Go through the data below and gather each line containing "type".
○ ○ ○ ○ ○
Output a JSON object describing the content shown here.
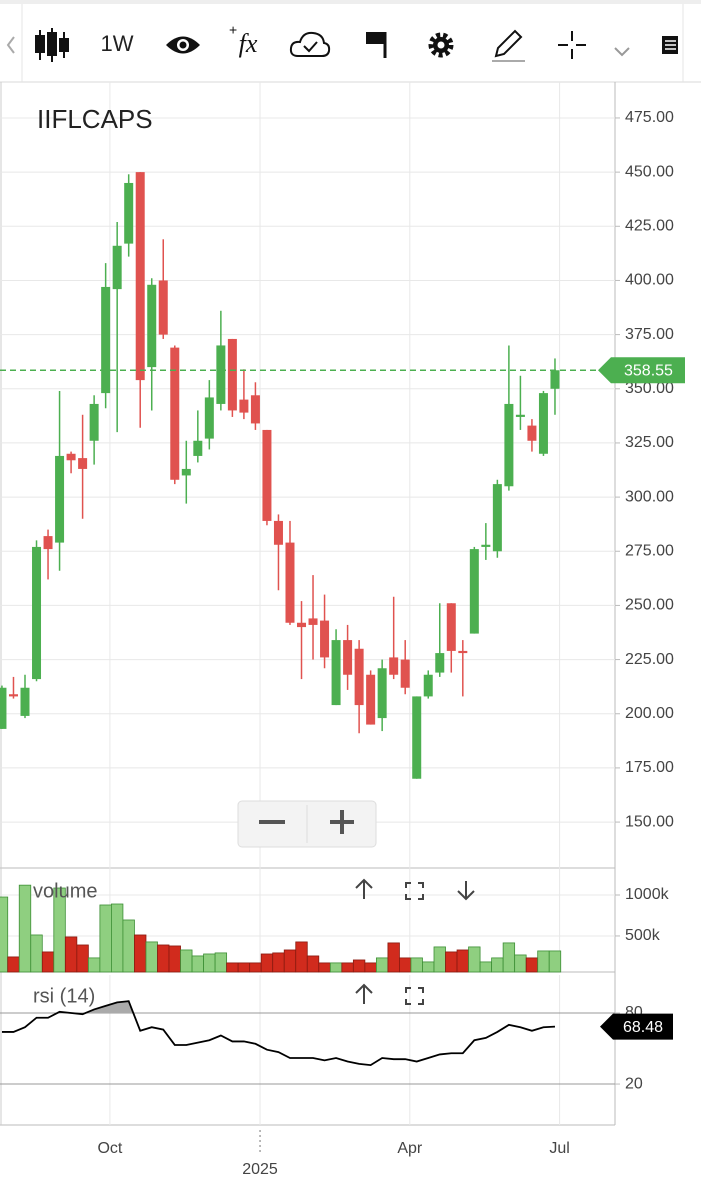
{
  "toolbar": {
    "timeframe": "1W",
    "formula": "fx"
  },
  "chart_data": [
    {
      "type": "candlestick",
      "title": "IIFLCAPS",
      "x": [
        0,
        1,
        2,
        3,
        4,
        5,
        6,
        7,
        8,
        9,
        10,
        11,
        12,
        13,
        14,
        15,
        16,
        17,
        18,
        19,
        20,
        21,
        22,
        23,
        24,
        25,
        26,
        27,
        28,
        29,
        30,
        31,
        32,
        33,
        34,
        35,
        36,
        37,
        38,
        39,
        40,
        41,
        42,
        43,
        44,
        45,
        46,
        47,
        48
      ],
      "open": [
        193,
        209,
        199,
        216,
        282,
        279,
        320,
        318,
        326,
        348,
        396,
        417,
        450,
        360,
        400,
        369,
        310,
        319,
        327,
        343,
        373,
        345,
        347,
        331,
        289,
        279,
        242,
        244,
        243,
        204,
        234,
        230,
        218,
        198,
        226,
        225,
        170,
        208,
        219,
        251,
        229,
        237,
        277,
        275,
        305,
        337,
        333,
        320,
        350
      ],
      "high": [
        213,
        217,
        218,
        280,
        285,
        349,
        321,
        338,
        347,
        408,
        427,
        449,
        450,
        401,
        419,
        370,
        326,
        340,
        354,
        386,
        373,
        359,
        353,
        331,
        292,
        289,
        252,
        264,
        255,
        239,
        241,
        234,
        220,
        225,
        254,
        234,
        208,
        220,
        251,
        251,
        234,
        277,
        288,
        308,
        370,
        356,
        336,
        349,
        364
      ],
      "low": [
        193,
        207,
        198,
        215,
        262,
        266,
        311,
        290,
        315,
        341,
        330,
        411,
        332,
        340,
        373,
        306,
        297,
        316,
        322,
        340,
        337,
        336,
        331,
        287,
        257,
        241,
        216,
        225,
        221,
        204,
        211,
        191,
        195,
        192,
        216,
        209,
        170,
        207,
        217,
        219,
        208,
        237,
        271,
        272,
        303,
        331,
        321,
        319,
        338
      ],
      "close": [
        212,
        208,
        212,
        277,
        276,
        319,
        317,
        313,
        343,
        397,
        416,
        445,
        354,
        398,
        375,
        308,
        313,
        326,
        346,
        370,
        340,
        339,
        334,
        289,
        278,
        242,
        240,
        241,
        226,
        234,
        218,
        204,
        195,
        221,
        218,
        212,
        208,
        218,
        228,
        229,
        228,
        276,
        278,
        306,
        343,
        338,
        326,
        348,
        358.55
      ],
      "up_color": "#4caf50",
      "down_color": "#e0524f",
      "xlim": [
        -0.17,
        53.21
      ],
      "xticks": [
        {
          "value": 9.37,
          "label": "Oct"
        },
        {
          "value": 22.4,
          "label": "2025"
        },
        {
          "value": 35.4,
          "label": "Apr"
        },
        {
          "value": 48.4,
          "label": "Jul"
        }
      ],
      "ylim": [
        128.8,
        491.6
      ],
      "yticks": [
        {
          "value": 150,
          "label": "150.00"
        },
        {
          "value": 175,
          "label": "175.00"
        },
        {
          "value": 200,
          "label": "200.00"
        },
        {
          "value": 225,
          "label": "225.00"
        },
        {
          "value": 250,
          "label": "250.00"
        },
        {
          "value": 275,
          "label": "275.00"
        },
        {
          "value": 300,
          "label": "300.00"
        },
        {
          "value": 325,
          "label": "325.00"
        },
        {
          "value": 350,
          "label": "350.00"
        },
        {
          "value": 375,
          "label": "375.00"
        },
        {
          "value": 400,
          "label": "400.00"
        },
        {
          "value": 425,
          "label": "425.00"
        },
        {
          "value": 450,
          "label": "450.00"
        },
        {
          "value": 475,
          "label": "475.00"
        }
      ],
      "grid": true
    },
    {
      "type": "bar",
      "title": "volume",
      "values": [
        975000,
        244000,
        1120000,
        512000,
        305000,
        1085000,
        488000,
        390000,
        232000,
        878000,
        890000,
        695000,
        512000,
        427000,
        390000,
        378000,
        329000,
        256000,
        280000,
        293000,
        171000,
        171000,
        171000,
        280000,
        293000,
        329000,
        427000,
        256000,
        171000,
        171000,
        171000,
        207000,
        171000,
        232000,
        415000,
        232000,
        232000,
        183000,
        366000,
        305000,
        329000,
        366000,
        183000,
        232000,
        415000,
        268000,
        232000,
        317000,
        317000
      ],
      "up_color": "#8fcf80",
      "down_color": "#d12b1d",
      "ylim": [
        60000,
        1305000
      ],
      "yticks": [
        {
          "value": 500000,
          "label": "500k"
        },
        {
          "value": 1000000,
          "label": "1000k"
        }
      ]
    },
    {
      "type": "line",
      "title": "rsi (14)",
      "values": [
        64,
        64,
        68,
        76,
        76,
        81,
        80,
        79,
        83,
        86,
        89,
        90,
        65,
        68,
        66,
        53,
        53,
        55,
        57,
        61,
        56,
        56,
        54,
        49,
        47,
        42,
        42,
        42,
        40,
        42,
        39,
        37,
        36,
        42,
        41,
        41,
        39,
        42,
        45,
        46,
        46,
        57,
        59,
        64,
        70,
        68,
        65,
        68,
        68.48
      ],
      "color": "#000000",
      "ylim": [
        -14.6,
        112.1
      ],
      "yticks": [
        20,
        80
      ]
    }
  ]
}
○ ○ ○ ○ ○
▶ [The solution]
      "type": "candlestick",
      "type": "bar",
      "type": "line",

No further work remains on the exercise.